Page excerpt:
You will need the following reagents and equipment:
• TOPO® Cloning reaction from Performing the TOPO® Cloning Reaction
• S.O.C. medium (super optimal broth medium:0.5% Yeast Extract;2% Tryptone;10 mM NaCl;2.5 mM KCl;10 mM MgCl2;10 mM MgSO4;20 mM Glucose)This medium is included with the kit)
• 42°C water bath or heat block
• WARM Luria-Bertoni (LB) solid medium containing 50 μg/ml kanamycin and 50μL/ml Xgal (5-Bromo-4-chloro-3-indolyl beta-Dgalactopyranoside)
• 37°C shaking and non-shaking incubators
Preparing for Transformation
For each transformation, you will need one vial of competent cells and two
selective medium agar plates.
• Equilibrate a water bath to 42°C
• Bring the vial of S.O.C. medium to room temperature.
• Warm LB plates containing 50 μg/ml kanamycin and Xgal at 37°C
for 30 minutes.
• Thaw on ice 1 vial of One Shot® cells for each transformation.Don't remove them from the -80C until ready for use.
1. Add 2 μl of the TOPO® Cloning reaction when it is completed into a vial of One Shot® Chemically Competent E. coli and mix gently by swirling. Do not mix by pipetting up and down!
2. Incubate on ice for 10 minutes.
Note: Longer incubations on ice do not seem to have any affect on transformation
efficiency. The length of the incubation is at the user’s discretion.
3. Heat-shock the cells for 30 seconds exactly at 42°C in the heatblock (without shaking).
4. Immediately (take your ice bucket with you to the heat block) transfer the tubes to ice .
5. Add 250 μl of room temperature S.O.C. medium (it must NOT be cold).
6. Cap the tube tightly and put the capped tube in a empty non-sterile 15 ml. conical tube and shake the tube horizontally (200 rpm) at 37°C for
1 hour. While the shaking is going on, slightly dehydrate 2 LB + kan + Xgal plates by placing them with lids slightly agar in the laminar flow hood with the blower on for 10 min. Then place the plates in the 37C incubator to prewarm. (The plates must NOT be cold when transformed cells are plated.)
7. After the 1 hour incubation of the transformation mix, Use your P200 micropipet to pipet 50 μl from each transformation to the center of a prewarmed LB + kan+ Xgal plate. Using a disposable sterile plastic spreader, carefully spread the aliquot of cells over the entire surface of the plate.

Activity:
Answer the following from the transformation protocol:
1. For how long are the cells heat-shocked at 42°C?
2. How much room-temperature S.O.C. medium is added after the cells go back on ice?
3. At what speed and temperature is the capped tube shaken?

Given information:
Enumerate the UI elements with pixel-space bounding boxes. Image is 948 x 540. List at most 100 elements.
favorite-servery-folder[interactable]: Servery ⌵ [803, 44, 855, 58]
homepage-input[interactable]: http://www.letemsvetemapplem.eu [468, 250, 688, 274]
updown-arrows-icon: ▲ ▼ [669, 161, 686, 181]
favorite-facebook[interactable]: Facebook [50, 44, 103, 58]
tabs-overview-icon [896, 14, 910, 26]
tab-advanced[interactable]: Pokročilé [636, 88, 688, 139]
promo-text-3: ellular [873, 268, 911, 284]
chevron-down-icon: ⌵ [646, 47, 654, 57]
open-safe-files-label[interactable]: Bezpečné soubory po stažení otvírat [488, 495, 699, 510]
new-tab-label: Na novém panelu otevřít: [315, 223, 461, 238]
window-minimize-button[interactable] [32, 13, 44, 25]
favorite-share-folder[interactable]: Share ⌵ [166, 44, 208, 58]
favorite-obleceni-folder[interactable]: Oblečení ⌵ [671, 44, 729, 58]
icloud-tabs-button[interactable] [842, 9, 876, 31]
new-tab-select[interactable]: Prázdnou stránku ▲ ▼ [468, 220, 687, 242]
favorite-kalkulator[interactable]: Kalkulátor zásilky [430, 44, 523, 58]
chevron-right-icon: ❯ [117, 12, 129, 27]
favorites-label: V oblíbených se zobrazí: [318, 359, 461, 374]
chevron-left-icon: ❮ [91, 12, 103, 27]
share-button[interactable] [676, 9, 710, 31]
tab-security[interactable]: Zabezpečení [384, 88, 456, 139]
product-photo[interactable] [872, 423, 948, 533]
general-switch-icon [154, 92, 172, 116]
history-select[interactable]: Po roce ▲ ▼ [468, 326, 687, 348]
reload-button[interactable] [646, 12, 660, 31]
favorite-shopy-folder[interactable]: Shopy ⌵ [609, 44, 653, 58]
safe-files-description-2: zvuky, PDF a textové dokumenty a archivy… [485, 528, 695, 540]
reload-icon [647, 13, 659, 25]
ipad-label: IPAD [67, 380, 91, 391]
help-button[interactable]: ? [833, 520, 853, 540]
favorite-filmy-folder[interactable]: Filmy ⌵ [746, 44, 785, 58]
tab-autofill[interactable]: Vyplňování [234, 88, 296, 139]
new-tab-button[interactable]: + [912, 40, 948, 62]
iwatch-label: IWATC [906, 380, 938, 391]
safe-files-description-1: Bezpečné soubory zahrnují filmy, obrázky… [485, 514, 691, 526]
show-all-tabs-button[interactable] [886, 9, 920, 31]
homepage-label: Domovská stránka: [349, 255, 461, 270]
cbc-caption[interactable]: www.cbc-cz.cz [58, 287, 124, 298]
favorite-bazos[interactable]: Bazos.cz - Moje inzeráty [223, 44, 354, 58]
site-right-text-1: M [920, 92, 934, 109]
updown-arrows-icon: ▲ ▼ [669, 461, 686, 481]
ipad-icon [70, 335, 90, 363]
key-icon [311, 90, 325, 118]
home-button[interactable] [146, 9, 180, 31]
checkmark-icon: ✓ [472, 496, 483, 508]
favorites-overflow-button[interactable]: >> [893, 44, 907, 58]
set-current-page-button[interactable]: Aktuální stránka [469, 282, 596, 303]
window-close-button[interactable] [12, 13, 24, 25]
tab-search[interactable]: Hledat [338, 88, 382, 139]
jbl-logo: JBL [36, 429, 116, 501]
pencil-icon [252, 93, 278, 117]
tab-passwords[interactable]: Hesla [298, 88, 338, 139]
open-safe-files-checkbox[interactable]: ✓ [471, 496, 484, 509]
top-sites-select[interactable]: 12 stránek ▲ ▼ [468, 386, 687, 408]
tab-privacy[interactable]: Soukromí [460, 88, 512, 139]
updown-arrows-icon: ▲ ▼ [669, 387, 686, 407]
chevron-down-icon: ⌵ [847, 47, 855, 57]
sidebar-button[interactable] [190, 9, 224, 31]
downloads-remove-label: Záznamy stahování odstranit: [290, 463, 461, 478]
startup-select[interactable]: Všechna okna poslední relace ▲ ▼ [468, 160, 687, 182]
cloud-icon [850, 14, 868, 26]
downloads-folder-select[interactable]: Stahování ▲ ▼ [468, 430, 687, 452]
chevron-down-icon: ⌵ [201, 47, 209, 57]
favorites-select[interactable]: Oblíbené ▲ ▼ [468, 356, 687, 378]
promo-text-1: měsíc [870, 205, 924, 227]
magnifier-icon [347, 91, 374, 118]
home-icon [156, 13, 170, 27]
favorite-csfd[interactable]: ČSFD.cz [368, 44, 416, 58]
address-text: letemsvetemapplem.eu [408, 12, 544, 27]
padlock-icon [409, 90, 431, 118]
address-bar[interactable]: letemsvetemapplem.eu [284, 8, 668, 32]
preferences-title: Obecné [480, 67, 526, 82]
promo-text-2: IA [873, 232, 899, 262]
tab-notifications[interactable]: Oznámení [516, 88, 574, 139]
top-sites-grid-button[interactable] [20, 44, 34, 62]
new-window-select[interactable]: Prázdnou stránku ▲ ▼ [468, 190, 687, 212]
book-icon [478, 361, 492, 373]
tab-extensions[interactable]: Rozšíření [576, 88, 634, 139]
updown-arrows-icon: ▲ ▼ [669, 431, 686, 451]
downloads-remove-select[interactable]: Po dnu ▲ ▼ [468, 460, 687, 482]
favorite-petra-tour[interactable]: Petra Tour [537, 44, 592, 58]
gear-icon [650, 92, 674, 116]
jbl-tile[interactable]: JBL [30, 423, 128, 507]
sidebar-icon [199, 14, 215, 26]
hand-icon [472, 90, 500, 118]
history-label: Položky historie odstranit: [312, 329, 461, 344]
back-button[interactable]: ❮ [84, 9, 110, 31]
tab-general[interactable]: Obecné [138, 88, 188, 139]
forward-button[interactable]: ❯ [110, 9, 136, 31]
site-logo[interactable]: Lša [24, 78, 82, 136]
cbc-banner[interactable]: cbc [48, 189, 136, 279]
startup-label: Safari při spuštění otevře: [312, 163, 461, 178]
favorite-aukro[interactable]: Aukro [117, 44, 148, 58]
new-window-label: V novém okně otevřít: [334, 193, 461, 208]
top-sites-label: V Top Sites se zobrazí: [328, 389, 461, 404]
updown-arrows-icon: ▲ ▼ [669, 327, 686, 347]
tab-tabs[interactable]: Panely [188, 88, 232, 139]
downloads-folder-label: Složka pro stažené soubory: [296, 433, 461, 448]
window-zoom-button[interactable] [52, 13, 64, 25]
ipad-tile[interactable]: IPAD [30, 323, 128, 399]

Solution to this problem:
1. 30 seconds
2. 250 μl
3. 200 rpm at 37°C